------ ENTRIES SUPPLIED
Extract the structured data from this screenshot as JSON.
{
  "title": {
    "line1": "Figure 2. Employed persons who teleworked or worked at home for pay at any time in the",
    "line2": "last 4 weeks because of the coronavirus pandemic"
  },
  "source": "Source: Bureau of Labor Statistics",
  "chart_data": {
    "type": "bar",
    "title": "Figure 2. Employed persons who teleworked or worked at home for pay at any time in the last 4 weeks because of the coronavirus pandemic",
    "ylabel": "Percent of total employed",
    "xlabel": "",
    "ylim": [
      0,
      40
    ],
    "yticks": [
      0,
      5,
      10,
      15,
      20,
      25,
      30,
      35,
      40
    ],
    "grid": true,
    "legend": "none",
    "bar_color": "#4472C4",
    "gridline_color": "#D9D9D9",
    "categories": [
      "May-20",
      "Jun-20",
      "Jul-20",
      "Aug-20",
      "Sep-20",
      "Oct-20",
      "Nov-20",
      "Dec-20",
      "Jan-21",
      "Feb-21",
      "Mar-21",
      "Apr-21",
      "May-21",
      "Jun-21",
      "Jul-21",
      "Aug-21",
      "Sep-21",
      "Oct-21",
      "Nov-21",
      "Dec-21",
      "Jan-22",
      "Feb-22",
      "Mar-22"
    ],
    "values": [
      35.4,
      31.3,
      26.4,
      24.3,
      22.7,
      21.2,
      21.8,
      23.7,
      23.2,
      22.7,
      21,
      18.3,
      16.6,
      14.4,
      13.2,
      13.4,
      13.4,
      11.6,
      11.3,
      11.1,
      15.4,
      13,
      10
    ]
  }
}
------------
Give back the complete data exactly as supplied.

SOLUTION:
Extract the structured data from this screenshot as JSON.
{
  "title": {
    "line1": "Figure 2. Employed persons who teleworked or worked at home for pay at any time in the",
    "line2": "last 4 weeks because of the coronavirus pandemic"
  },
  "source": "Source: Bureau of Labor Statistics",
  "chart_data": {
    "type": "bar",
    "title": "Figure 2. Employed persons who teleworked or worked at home for pay at any time in the last 4 weeks because of the coronavirus pandemic",
    "ylabel": "Percent of total employed",
    "xlabel": "",
    "ylim": [
      0,
      40
    ],
    "yticks": [
      0,
      5,
      10,
      15,
      20,
      25,
      30,
      35,
      40
    ],
    "grid": true,
    "legend": "none",
    "bar_color": "#4472C4",
    "gridline_color": "#D9D9D9",
    "categories": [
      "May-20",
      "Jun-20",
      "Jul-20",
      "Aug-20",
      "Sep-20",
      "Oct-20",
      "Nov-20",
      "Dec-20",
      "Jan-21",
      "Feb-21",
      "Mar-21",
      "Apr-21",
      "May-21",
      "Jun-21",
      "Jul-21",
      "Aug-21",
      "Sep-21",
      "Oct-21",
      "Nov-21",
      "Dec-21",
      "Jan-22",
      "Feb-22",
      "Mar-22"
    ],
    "values": [
      35.4,
      31.3,
      26.4,
      24.3,
      22.7,
      21.2,
      21.8,
      23.7,
      23.2,
      22.7,
      21,
      18.3,
      16.6,
      14.4,
      13.2,
      13.4,
      13.4,
      11.6,
      11.3,
      11.1,
      15.4,
      13,
      10
    ]
  }
}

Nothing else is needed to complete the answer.